-- Your instructions --
Write the data out again, exactly as given.
___
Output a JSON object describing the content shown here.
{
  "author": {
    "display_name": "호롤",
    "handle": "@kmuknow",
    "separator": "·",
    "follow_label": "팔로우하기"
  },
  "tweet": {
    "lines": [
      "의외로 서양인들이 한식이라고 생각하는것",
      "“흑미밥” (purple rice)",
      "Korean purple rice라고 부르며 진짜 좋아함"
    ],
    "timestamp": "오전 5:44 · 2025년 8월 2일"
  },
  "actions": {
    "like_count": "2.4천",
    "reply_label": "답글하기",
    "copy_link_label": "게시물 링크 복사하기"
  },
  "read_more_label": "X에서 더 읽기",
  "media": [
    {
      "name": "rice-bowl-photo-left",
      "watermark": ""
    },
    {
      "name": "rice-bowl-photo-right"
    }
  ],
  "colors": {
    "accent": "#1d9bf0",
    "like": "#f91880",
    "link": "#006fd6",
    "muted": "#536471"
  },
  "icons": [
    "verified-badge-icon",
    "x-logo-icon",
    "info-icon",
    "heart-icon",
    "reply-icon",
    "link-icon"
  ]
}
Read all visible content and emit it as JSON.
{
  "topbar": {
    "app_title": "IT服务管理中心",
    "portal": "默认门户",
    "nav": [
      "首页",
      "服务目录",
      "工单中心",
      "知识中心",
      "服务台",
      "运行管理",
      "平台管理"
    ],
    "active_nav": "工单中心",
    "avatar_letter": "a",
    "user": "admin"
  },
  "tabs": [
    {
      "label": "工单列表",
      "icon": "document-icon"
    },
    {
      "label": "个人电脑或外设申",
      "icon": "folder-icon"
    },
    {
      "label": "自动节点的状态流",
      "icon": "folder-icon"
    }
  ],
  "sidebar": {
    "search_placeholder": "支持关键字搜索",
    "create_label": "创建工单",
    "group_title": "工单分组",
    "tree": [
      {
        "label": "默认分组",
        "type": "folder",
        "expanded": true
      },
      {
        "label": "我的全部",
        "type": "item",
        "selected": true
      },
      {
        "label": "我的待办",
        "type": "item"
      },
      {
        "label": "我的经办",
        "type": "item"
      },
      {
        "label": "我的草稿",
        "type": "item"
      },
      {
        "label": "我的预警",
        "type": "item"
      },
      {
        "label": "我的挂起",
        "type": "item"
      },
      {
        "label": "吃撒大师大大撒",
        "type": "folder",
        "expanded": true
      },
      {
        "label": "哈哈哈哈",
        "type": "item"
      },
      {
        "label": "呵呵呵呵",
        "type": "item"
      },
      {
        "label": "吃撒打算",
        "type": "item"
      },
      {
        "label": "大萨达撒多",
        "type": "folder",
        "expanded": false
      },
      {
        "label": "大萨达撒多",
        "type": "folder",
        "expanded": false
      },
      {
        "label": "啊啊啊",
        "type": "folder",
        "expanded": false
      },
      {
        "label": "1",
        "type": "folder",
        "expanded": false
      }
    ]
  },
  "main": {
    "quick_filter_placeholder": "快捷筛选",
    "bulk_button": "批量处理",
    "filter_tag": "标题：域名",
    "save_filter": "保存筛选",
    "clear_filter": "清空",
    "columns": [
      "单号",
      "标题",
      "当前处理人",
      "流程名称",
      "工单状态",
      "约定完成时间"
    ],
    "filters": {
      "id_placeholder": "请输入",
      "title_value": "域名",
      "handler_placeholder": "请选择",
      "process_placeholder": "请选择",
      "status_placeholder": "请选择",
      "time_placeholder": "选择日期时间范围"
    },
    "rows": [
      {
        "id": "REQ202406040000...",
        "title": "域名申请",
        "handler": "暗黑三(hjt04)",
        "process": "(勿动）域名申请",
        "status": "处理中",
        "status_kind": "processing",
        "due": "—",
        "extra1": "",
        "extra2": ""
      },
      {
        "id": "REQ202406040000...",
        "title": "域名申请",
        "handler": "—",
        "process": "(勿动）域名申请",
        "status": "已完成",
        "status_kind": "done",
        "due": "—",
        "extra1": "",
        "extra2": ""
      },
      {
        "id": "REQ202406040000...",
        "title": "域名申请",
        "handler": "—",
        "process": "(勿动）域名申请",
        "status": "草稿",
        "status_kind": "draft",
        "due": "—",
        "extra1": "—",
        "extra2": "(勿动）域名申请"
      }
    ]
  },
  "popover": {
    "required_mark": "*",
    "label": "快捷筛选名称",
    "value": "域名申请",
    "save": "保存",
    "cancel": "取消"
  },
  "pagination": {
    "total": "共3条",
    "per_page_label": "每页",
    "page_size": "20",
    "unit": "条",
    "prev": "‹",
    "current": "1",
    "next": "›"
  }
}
___
-- Correct output --
Output a JSON object describing the content shown here.
{
  "author": {
    "display_name": "호롤",
    "handle": "@kmuknow",
    "separator": "·",
    "follow_label": "팔로우하기"
  },
  "tweet": {
    "lines": [
      "의외로 서양인들이 한식이라고 생각하는것",
      "“흑미밥” (purple rice)",
      "Korean purple rice라고 부르며 진짜 좋아함"
    ],
    "timestamp": "오전 5:44 · 2025년 8월 2일"
  },
  "actions": {
    "like_count": "2.4천",
    "reply_label": "답글하기",
    "copy_link_label": "게시물 링크 복사하기"
  },
  "read_more_label": "X에서 더 읽기",
  "media": [
    {
      "name": "rice-bowl-photo-left",
      "watermark": ""
    },
    {
      "name": "rice-bowl-photo-right"
    }
  ],
  "colors": {
    "accent": "#1d9bf0",
    "like": "#f91880",
    "link": "#006fd6",
    "muted": "#536471"
  },
  "icons": [
    "verified-badge-icon",
    "x-logo-icon",
    "info-icon",
    "heart-icon",
    "reply-icon",
    "link-icon"
  ]
}
Read all visible content and emit it as JSON.
{
  "topbar": {
    "app_title": "IT服务管理中心",
    "portal": "默认门户",
    "nav": [
      "首页",
      "服务目录",
      "工单中心",
      "知识中心",
      "服务台",
      "运行管理",
      "平台管理"
    ],
    "active_nav": "工单中心",
    "avatar_letter": "a",
    "user": "admin"
  },
  "tabs": [
    {
      "label": "工单列表",
      "icon": "document-icon"
    },
    {
      "label": "个人电脑或外设申",
      "icon": "folder-icon"
    },
    {
      "label": "自动节点的状态流",
      "icon": "folder-icon"
    }
  ],
  "sidebar": {
    "search_placeholder": "支持关键字搜索",
    "create_label": "创建工单",
    "group_title": "工单分组",
    "tree": [
      {
        "label": "默认分组",
        "type": "folder",
        "expanded": true
      },
      {
        "label": "我的全部",
        "type": "item",
        "selected": true
      },
      {
        "label": "我的待办",
        "type": "item"
      },
      {
        "label": "我的经办",
        "type": "item"
      },
      {
        "label": "我的草稿",
        "type": "item"
      },
      {
        "label": "我的预警",
        "type": "item"
      },
      {
        "label": "我的挂起",
        "type": "item"
      },
      {
        "label": "吃撒大师大大撒",
        "type": "folder",
        "expanded": true
      },
      {
        "label": "哈哈哈哈",
        "type": "item"
      },
      {
        "label": "呵呵呵呵",
        "type": "item"
      },
      {
        "label": "吃撒打算",
        "type": "item"
      },
      {
        "label": "大萨达撒多",
        "type": "folder",
        "expanded": false
      },
      {
        "label": "大萨达撒多",
        "type": "folder",
        "expanded": false
      },
      {
        "label": "啊啊啊",
        "type": "folder",
        "expanded": false
      },
      {
        "label": "1",
        "type": "folder",
        "expanded": false
      }
    ]
  },
  "main": {
    "quick_filter_placeholder": "快捷筛选",
    "bulk_button": "批量处理",
    "filter_tag": "标题：域名",
    "save_filter": "保存筛选",
    "clear_filter": "清空",
    "columns": [
      "单号",
      "标题",
      "当前处理人",
      "流程名称",
      "工单状态",
      "约定完成时间"
    ],
    "filters": {
      "id_placeholder": "请输入",
      "title_value": "域名",
      "handler_placeholder": "请选择",
      "process_placeholder": "请选择",
      "status_placeholder": "请选择",
      "time_placeholder": "选择日期时间范围"
    },
    "rows": [
      {
        "id": "REQ202406040000...",
        "title": "域名申请",
        "handler": "暗黑三(hjt04)",
        "process": "(勿动）域名申请",
        "status": "处理中",
        "status_kind": "processing",
        "due": "—",
        "extra1": "",
        "extra2": ""
      },
      {
        "id": "REQ202406040000...",
        "title": "域名申请",
        "handler": "—",
        "process": "(勿动）域名申请",
        "status": "已完成",
        "status_kind": "done",
        "due": "—",
        "extra1": "",
        "extra2": ""
      },
      {
        "id": "REQ202406040000...",
        "title": "域名申请",
        "handler": "—",
        "process": "(勿动）域名申请",
        "status": "草稿",
        "status_kind": "draft",
        "due": "—",
        "extra1": "—",
        "extra2": "(勿动）域名申请"
      }
    ]
  },
  "popover": {
    "required_mark": "*",
    "label": "快捷筛选名称",
    "value": "域名申请",
    "save": "保存",
    "cancel": "取消"
  },
  "pagination": {
    "total": "共3条",
    "per_page_label": "每页",
    "page_size": "20",
    "unit": "条",
    "prev": "‹",
    "current": "1",
    "next": "›"
  }
}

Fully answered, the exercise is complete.